▶ **Exercise requirements**: From the records, pick out and copy each line containing "nhớt".

Items from a data source:
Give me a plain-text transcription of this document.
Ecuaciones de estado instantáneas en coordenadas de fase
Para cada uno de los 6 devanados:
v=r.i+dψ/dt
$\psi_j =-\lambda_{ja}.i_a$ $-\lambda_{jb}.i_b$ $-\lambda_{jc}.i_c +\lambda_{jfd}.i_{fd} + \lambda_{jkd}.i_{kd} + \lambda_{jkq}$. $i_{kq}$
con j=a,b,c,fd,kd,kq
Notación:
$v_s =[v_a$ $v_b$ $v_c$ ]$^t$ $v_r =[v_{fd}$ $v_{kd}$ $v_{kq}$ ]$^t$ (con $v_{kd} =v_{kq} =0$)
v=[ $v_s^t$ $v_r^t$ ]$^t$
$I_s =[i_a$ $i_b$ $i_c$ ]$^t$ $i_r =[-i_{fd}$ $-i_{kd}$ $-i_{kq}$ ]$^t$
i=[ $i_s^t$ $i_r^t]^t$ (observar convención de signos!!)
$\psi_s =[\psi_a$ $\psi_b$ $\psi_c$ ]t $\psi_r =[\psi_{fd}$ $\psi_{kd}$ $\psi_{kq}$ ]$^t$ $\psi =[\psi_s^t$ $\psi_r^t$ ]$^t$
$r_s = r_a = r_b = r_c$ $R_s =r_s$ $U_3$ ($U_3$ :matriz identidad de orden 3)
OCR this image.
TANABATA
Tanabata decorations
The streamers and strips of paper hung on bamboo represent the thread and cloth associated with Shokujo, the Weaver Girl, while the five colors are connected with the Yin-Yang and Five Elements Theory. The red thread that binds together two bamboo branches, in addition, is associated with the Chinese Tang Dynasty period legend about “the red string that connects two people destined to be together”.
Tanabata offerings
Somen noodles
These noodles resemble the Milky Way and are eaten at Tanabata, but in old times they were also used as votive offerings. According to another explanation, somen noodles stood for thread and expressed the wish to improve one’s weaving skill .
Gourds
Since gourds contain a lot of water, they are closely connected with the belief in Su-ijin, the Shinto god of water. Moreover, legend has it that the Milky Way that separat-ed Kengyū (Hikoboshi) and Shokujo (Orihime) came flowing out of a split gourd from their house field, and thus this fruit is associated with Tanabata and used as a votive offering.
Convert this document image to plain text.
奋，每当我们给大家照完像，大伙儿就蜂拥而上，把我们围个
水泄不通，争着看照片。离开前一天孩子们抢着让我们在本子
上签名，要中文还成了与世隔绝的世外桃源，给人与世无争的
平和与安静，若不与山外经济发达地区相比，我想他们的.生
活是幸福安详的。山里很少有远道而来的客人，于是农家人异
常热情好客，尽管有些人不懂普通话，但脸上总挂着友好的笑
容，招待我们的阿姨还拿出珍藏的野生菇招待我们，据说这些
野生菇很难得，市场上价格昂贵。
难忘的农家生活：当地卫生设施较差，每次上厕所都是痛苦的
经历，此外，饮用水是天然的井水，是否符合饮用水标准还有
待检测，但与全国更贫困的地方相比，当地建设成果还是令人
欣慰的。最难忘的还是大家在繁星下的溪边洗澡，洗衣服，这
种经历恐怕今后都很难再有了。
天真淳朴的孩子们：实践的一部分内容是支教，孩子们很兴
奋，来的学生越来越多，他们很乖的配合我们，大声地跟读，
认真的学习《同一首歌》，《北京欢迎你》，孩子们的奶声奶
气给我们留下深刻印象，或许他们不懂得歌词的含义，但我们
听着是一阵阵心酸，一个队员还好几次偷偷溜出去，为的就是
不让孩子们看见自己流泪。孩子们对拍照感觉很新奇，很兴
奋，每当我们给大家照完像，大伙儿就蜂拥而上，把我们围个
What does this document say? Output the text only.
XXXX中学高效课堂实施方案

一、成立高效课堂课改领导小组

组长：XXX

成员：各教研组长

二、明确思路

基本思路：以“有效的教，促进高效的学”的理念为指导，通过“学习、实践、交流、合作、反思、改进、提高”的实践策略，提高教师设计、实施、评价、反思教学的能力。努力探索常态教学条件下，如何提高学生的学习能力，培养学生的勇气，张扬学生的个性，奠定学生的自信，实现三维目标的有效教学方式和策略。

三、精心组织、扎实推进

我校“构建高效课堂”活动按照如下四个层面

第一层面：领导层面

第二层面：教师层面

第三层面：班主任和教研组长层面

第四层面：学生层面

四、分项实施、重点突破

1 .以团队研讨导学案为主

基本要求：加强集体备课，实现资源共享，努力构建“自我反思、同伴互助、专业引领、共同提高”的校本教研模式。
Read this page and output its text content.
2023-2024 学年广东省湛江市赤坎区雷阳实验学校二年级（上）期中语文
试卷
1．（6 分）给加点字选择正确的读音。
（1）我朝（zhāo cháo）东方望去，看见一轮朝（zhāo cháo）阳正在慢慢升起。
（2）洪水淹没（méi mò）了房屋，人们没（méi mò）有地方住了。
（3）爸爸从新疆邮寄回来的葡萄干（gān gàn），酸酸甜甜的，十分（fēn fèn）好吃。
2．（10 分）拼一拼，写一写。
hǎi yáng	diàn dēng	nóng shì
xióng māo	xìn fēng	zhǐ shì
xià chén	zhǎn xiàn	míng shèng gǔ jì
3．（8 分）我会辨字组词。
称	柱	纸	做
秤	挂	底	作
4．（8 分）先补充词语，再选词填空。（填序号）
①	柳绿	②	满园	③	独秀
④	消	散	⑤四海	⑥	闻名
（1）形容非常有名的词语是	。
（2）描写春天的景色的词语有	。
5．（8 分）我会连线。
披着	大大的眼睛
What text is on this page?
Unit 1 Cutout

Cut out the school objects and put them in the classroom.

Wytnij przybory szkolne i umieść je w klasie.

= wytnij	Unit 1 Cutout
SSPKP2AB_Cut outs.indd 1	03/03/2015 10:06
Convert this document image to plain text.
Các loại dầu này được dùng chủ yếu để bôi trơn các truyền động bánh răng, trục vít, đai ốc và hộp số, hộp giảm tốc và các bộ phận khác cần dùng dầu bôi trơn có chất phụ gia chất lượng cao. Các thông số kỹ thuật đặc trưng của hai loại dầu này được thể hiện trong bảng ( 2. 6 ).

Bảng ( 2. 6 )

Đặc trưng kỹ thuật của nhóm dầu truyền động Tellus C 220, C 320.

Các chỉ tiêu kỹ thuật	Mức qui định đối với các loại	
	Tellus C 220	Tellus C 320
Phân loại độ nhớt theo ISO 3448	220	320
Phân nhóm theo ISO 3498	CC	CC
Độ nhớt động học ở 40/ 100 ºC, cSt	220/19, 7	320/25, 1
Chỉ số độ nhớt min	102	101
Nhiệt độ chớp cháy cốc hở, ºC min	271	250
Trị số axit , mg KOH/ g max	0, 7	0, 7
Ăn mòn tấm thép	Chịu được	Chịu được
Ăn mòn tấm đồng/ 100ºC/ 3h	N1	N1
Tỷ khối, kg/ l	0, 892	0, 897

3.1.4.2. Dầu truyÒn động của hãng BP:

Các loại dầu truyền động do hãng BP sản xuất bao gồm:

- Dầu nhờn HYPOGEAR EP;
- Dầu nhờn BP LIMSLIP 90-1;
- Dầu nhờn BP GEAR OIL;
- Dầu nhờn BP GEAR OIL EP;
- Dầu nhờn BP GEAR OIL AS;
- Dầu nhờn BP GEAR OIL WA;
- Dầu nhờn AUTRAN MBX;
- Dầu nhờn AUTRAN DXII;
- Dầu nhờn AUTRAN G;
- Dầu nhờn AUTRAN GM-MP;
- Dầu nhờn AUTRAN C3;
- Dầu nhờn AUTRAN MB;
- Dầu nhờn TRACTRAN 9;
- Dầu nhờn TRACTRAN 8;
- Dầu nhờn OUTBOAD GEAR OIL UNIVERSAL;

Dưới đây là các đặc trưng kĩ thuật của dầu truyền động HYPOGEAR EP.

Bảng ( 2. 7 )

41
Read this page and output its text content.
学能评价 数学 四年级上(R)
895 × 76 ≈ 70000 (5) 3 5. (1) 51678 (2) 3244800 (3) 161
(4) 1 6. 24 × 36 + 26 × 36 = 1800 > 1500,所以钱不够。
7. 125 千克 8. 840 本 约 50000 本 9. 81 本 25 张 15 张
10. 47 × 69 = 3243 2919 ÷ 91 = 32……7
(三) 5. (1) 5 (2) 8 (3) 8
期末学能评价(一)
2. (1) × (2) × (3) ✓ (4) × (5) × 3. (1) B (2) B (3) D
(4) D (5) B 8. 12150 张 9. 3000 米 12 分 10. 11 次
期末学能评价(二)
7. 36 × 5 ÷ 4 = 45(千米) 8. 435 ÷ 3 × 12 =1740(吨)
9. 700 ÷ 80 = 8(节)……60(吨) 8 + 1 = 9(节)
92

▶ **Written reply**:
Phân loại độ nhớt theo ISO 3448	220	320
Độ nhớt động học ở 40/ 100 ºC, cSt	220/19, 7	320/25, 1
Chỉ số độ nhớt min	102	101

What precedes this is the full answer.